The request: Copy every line from the records below that holds the word "Dominicans".

Figure record listings
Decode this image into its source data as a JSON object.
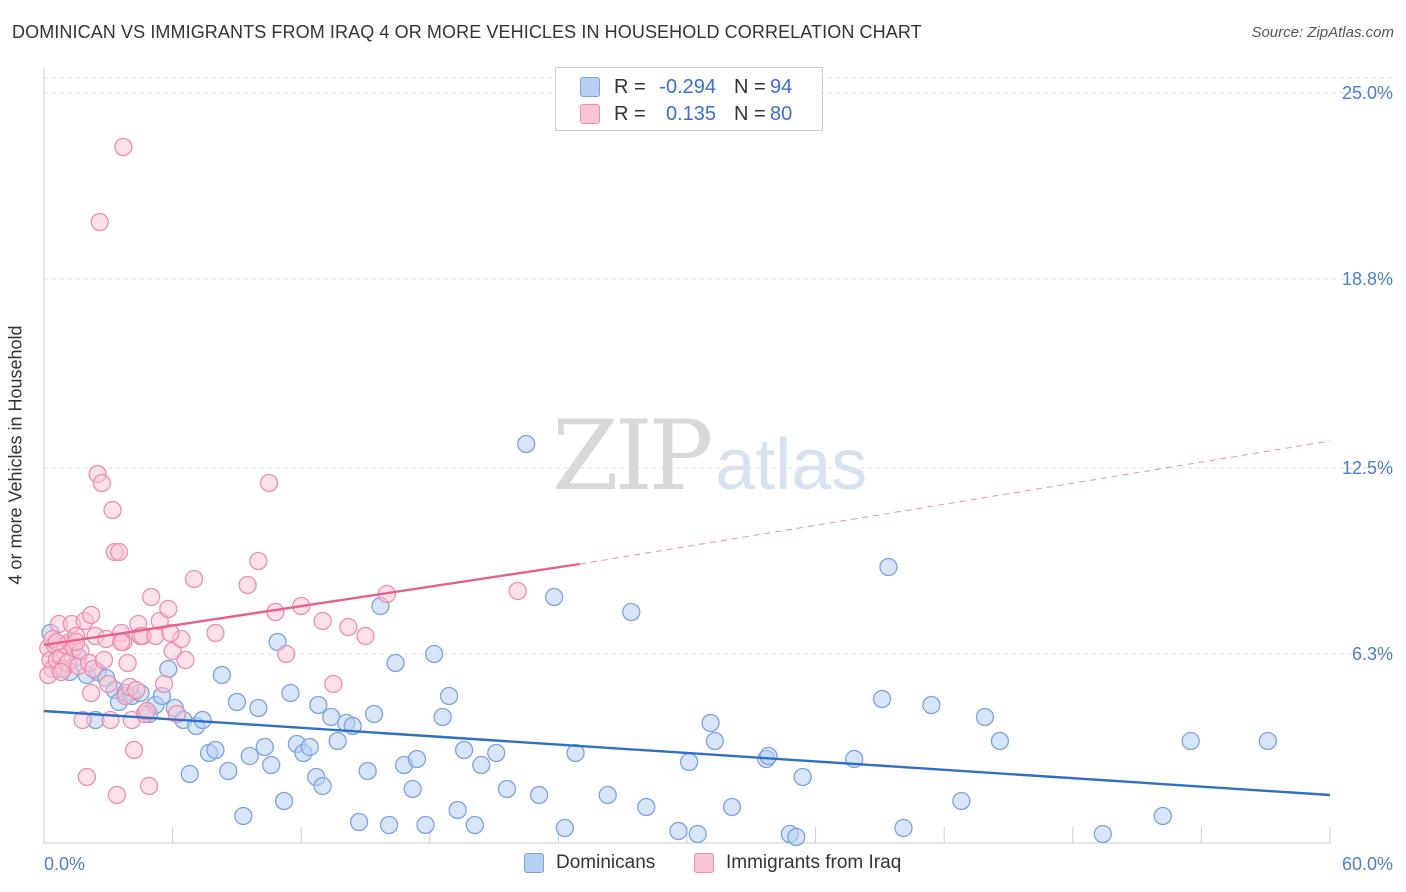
{
  "header": {
    "title": "DOMINICAN VS IMMIGRANTS FROM IRAQ 4 OR MORE VEHICLES IN HOUSEHOLD CORRELATION CHART",
    "source": "Source: ZipAtlas.com"
  },
  "watermark": {
    "zip": "ZIP",
    "atlas": "atlas"
  },
  "legend": {
    "rows": [
      {
        "r_label": "R =",
        "r_value": "-0.294",
        "n_label": "N =",
        "n_value": "94"
      },
      {
        "r_label": "R =",
        "r_value": "0.135",
        "n_label": "N =",
        "n_value": "80"
      }
    ]
  },
  "bottom_legend": {
    "series1": "Dominicans",
    "series2": "Immigrants from Iraq"
  },
  "colors": {
    "blue_fill": "#b8d0f4",
    "blue_stroke": "#7aa3e0",
    "blue_line": "#2f6fc7",
    "pink_fill": "#f9c4d4",
    "pink_stroke": "#ec8fae",
    "pink_line": "#e4608f",
    "grid": "#dddddd",
    "tick_text": "#4a7fc7"
  },
  "chart_data": {
    "type": "scatter",
    "title": "DOMINICAN VS IMMIGRANTS FROM IRAQ 4 OR MORE VEHICLES IN HOUSEHOLD CORRELATION CHART",
    "xlabel": "",
    "ylabel": "4 or more Vehicles in Household",
    "xlim": [
      0,
      60
    ],
    "ylim": [
      0,
      25.5
    ],
    "x_tick_labels": [
      "0.0%",
      "60.0%"
    ],
    "y_ticks": [
      6.3,
      12.5,
      18.8,
      25.0
    ],
    "y_tick_labels": [
      "6.3%",
      "12.5%",
      "18.8%",
      "25.0%"
    ],
    "grid": "horizontal-dashed",
    "legend_position": "top-center",
    "series": [
      {
        "name": "Dominicans",
        "trend": {
          "x": [
            0,
            60
          ],
          "y": [
            4.4,
            1.6
          ],
          "style": "solid"
        },
        "points": [
          [
            0.3,
            7.0
          ],
          [
            0.7,
            5.8
          ],
          [
            1.2,
            5.7
          ],
          [
            1.6,
            6.2
          ],
          [
            2.0,
            5.6
          ],
          [
            2.4,
            4.1
          ],
          [
            2.5,
            5.7
          ],
          [
            2.9,
            5.5
          ],
          [
            3.3,
            5.1
          ],
          [
            3.5,
            4.7
          ],
          [
            3.8,
            5.0
          ],
          [
            4.1,
            4.9
          ],
          [
            4.5,
            5.0
          ],
          [
            4.9,
            4.3
          ],
          [
            5.2,
            4.6
          ],
          [
            5.5,
            4.9
          ],
          [
            5.8,
            5.8
          ],
          [
            6.1,
            4.5
          ],
          [
            6.5,
            4.1
          ],
          [
            6.8,
            2.3
          ],
          [
            7.1,
            3.9
          ],
          [
            7.4,
            4.1
          ],
          [
            7.7,
            3.0
          ],
          [
            8.0,
            3.1
          ],
          [
            8.3,
            5.6
          ],
          [
            8.6,
            2.4
          ],
          [
            9.0,
            4.7
          ],
          [
            9.3,
            0.9
          ],
          [
            9.6,
            2.9
          ],
          [
            10.0,
            4.5
          ],
          [
            10.3,
            3.2
          ],
          [
            10.6,
            2.6
          ],
          [
            10.9,
            6.7
          ],
          [
            11.2,
            1.4
          ],
          [
            11.5,
            5.0
          ],
          [
            11.8,
            3.3
          ],
          [
            12.1,
            3.0
          ],
          [
            12.4,
            3.2
          ],
          [
            12.7,
            2.2
          ],
          [
            13.0,
            1.9
          ],
          [
            12.8,
            4.6
          ],
          [
            13.4,
            4.2
          ],
          [
            13.7,
            3.4
          ],
          [
            14.1,
            4.0
          ],
          [
            14.4,
            3.9
          ],
          [
            14.7,
            0.7
          ],
          [
            15.1,
            2.4
          ],
          [
            15.4,
            4.3
          ],
          [
            15.7,
            7.9
          ],
          [
            16.1,
            0.6
          ],
          [
            16.4,
            6.0
          ],
          [
            16.8,
            2.6
          ],
          [
            17.2,
            1.8
          ],
          [
            17.4,
            2.8
          ],
          [
            17.8,
            0.6
          ],
          [
            18.2,
            6.3
          ],
          [
            18.6,
            4.2
          ],
          [
            18.9,
            4.9
          ],
          [
            19.3,
            1.1
          ],
          [
            19.6,
            3.1
          ],
          [
            20.1,
            0.6
          ],
          [
            20.4,
            2.6
          ],
          [
            21.1,
            3.0
          ],
          [
            21.6,
            1.8
          ],
          [
            22.5,
            13.3
          ],
          [
            23.1,
            1.6
          ],
          [
            23.8,
            8.2
          ],
          [
            24.3,
            0.5
          ],
          [
            24.8,
            3.0
          ],
          [
            26.3,
            1.6
          ],
          [
            27.4,
            7.7
          ],
          [
            28.1,
            1.2
          ],
          [
            29.6,
            0.4
          ],
          [
            30.1,
            2.7
          ],
          [
            30.5,
            0.3
          ],
          [
            31.1,
            4.0
          ],
          [
            31.3,
            3.4
          ],
          [
            32.1,
            1.2
          ],
          [
            33.7,
            2.8
          ],
          [
            33.8,
            2.9
          ],
          [
            34.8,
            0.3
          ],
          [
            35.1,
            0.2
          ],
          [
            35.4,
            2.2
          ],
          [
            37.8,
            2.8
          ],
          [
            39.1,
            4.8
          ],
          [
            39.4,
            9.2
          ],
          [
            40.1,
            0.5
          ],
          [
            41.4,
            4.6
          ],
          [
            42.8,
            1.4
          ],
          [
            43.9,
            4.2
          ],
          [
            44.6,
            3.4
          ],
          [
            49.4,
            0.3
          ],
          [
            52.2,
            0.9
          ],
          [
            53.5,
            3.4
          ],
          [
            57.1,
            3.4
          ]
        ]
      },
      {
        "name": "Immigrants from Iraq",
        "trend": {
          "x": [
            0,
            25
          ],
          "y": [
            6.6,
            9.3
          ],
          "style": "solid",
          "extension": {
            "x": [
              25,
              60
            ],
            "y": [
              9.3,
              13.4
            ],
            "style": "dashed"
          }
        },
        "points": [
          [
            0.2,
            6.5
          ],
          [
            0.3,
            6.1
          ],
          [
            0.4,
            5.8
          ],
          [
            0.5,
            6.6
          ],
          [
            0.6,
            6.1
          ],
          [
            0.7,
            7.3
          ],
          [
            0.8,
            6.2
          ],
          [
            0.9,
            5.8
          ],
          [
            1.0,
            6.6
          ],
          [
            1.1,
            6.0
          ],
          [
            1.2,
            6.7
          ],
          [
            1.3,
            7.3
          ],
          [
            1.4,
            6.5
          ],
          [
            1.5,
            6.9
          ],
          [
            1.6,
            5.9
          ],
          [
            1.7,
            6.4
          ],
          [
            1.8,
            4.1
          ],
          [
            1.9,
            7.4
          ],
          [
            2.0,
            2.2
          ],
          [
            2.1,
            6.0
          ],
          [
            2.2,
            7.6
          ],
          [
            2.3,
            5.8
          ],
          [
            2.4,
            6.9
          ],
          [
            2.5,
            12.3
          ],
          [
            2.6,
            20.7
          ],
          [
            2.7,
            12.0
          ],
          [
            2.8,
            6.1
          ],
          [
            2.9,
            6.8
          ],
          [
            3.0,
            5.3
          ],
          [
            3.1,
            4.1
          ],
          [
            3.2,
            11.1
          ],
          [
            3.3,
            9.7
          ],
          [
            3.4,
            1.6
          ],
          [
            3.5,
            9.7
          ],
          [
            3.6,
            7.0
          ],
          [
            3.7,
            6.7
          ],
          [
            3.8,
            4.9
          ],
          [
            3.9,
            6.0
          ],
          [
            4.0,
            5.2
          ],
          [
            4.1,
            4.1
          ],
          [
            4.2,
            3.1
          ],
          [
            4.3,
            5.1
          ],
          [
            4.4,
            7.3
          ],
          [
            4.5,
            6.9
          ],
          [
            4.6,
            6.9
          ],
          [
            4.7,
            4.3
          ],
          [
            4.8,
            4.4
          ],
          [
            4.9,
            1.9
          ],
          [
            3.7,
            23.2
          ],
          [
            5.0,
            8.2
          ],
          [
            5.2,
            6.9
          ],
          [
            5.4,
            7.4
          ],
          [
            5.6,
            5.3
          ],
          [
            5.8,
            7.8
          ],
          [
            6.0,
            6.4
          ],
          [
            6.2,
            4.3
          ],
          [
            6.4,
            6.8
          ],
          [
            6.6,
            6.1
          ],
          [
            7.0,
            8.8
          ],
          [
            8.0,
            7.0
          ],
          [
            9.5,
            8.6
          ],
          [
            10.0,
            9.4
          ],
          [
            10.5,
            12.0
          ],
          [
            10.8,
            7.7
          ],
          [
            11.3,
            6.3
          ],
          [
            12.0,
            7.9
          ],
          [
            13.0,
            7.4
          ],
          [
            13.5,
            5.3
          ],
          [
            14.2,
            7.2
          ],
          [
            15.0,
            6.9
          ],
          [
            16.0,
            8.3
          ],
          [
            22.1,
            8.4
          ],
          [
            0.2,
            5.6
          ],
          [
            0.4,
            6.8
          ],
          [
            0.6,
            6.7
          ],
          [
            0.8,
            5.7
          ],
          [
            1.5,
            6.7
          ],
          [
            2.2,
            5.0
          ],
          [
            3.6,
            6.7
          ],
          [
            5.9,
            7.0
          ]
        ]
      }
    ]
  }
}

Correct result:
    "series1": "Dominicans",
        "name": "Dominicans",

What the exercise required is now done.